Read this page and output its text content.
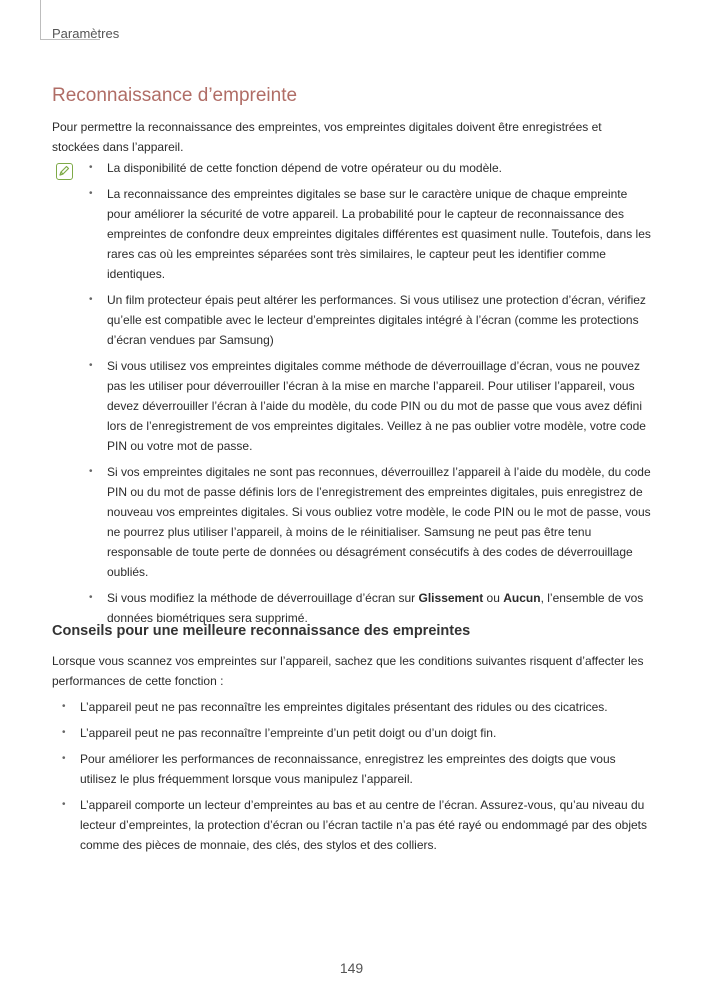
Paramètres
Reconnaissance d’empreinte

Pour permettre la reconnaissance des empreintes, vos empreintes digitales doivent être enregistrées et stockées dans l’appareil.

• La disponibilité de cette fonction dépend de votre opérateur ou du modèle.
• La reconnaissance des empreintes digitales se base sur le caractère unique de chaque empreinte pour améliorer la sécurité de votre appareil. La probabilité pour le capteur de reconnaissance des empreintes de confondre deux empreintes digitales différentes est quasiment nulle. Toutefois, dans les rares cas où les empreintes séparées sont très similaires, le capteur peut les identifier comme identiques.
• Un film protecteur épais peut altérer les performances. Si vous utilisez une protection d’écran, vérifiez qu’elle est compatible avec le lecteur d’empreintes digitales intégré à l’écran (comme les protections d’écran vendues par Samsung)
• Si vous utilisez vos empreintes digitales comme méthode de déverrouillage d’écran, vous ne pouvez pas les utiliser pour déverrouiller l’écran à la mise en marche l’appareil. Pour utiliser l’appareil, vous devez déverrouiller l’écran à l’aide du modèle, du code PIN ou du mot de passe que vous avez défini lors de l’enregistrement de vos empreintes digitales. Veillez à ne pas oublier votre modèle, votre code PIN ou votre mot de passe.
• Si vos empreintes digitales ne sont pas reconnues, déverrouillez l’appareil à l’aide du modèle, du code PIN ou du mot de passe définis lors de l’enregistrement des empreintes digitales, puis enregistrez de nouveau vos empreintes digitales. Si vous oubliez votre modèle, le code PIN ou le mot de passe, vous ne pourrez plus utiliser l’appareil, à moins de le réinitialiser. Samsung ne peut pas être tenu responsable de toute perte de données ou désagrément consécutifs à des codes de déverrouillage oubliés.
• Si vous modifiez la méthode de déverrouillage d’écran sur Glissement ou Aucun, l’ensemble de vos données biométriques sera supprimé.
Conseils pour une meilleure reconnaissance des empreintes

Lorsque vous scannez vos empreintes sur l’appareil, sachez que les conditions suivantes risquent d’affecter les performances de cette fonction :

• L’appareil peut ne pas reconnaître les empreintes digitales présentant des ridules ou des cicatrices.
• L’appareil peut ne pas reconnaître l’empreinte d’un petit doigt ou d’un doigt fin.
• Pour améliorer les performances de reconnaissance, enregistrez les empreintes des doigts que vous utilisez le plus fréquemment lorsque vous manipulez l’appareil.
• L’appareil comporte un lecteur d’empreintes au bas et au centre de l’écran. Assurez-vous, qu’au niveau du lecteur d’empreintes, la protection d’écran ou l’écran tactile n’a pas été rayé ou endommagé par des objets comme des pièces de monnaie, des clés, des stylos et des colliers.
149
----------
=== Set problem ===
Copy the entries above faithfully and omit every image.

=== Answer ===
Read this page and output its text content.
Paramètres
Reconnaissance d’empreinte

Pour permettre la reconnaissance des empreintes, vos empreintes digitales doivent être enregistrées et stockées dans l’appareil.

• La disponibilité de cette fonction dépend de votre opérateur ou du modèle.
• La reconnaissance des empreintes digitales se base sur le caractère unique de chaque empreinte pour améliorer la sécurité de votre appareil. La probabilité pour le capteur de reconnaissance des empreintes de confondre deux empreintes digitales différentes est quasiment nulle. Toutefois, dans les rares cas où les empreintes séparées sont très similaires, le capteur peut les identifier comme identiques.
• Un film protecteur épais peut altérer les performances. Si vous utilisez une protection d’écran, vérifiez qu’elle est compatible avec le lecteur d’empreintes digitales intégré à l’écran (comme les protections d’écran vendues par Samsung)
• Si vous utilisez vos empreintes digitales comme méthode de déverrouillage d’écran, vous ne pouvez pas les utiliser pour déverrouiller l’écran à la mise en marche l’appareil. Pour utiliser l’appareil, vous devez déverrouiller l’écran à l’aide du modèle, du code PIN ou du mot de passe que vous avez défini lors de l’enregistrement de vos empreintes digitales. Veillez à ne pas oublier votre modèle, votre code PIN ou votre mot de passe.
• Si vos empreintes digitales ne sont pas reconnues, déverrouillez l’appareil à l’aide du modèle, du code PIN ou du mot de passe définis lors de l’enregistrement des empreintes digitales, puis enregistrez de nouveau vos empreintes digitales. Si vous oubliez votre modèle, le code PIN ou le mot de passe, vous ne pourrez plus utiliser l’appareil, à moins de le réinitialiser. Samsung ne peut pas être tenu responsable de toute perte de données ou désagrément consécutifs à des codes de déverrouillage oubliés.
• Si vous modifiez la méthode de déverrouillage d’écran sur Glissement ou Aucun, l’ensemble de vos données biométriques sera supprimé.
Conseils pour une meilleure reconnaissance des empreintes

Lorsque vous scannez vos empreintes sur l’appareil, sachez que les conditions suivantes risquent d’affecter les performances de cette fonction :

• L’appareil peut ne pas reconnaître les empreintes digitales présentant des ridules ou des cicatrices.
• L’appareil peut ne pas reconnaître l’empreinte d’un petit doigt ou d’un doigt fin.
• Pour améliorer les performances de reconnaissance, enregistrez les empreintes des doigts que vous utilisez le plus fréquemment lorsque vous manipulez l’appareil.
• L’appareil comporte un lecteur d’empreintes au bas et au centre de l’écran. Assurez-vous, qu’au niveau du lecteur d’empreintes, la protection d’écran ou l’écran tactile n’a pas été rayé ou endommagé par des objets comme des pièces de monnaie, des clés, des stylos et des colliers.
149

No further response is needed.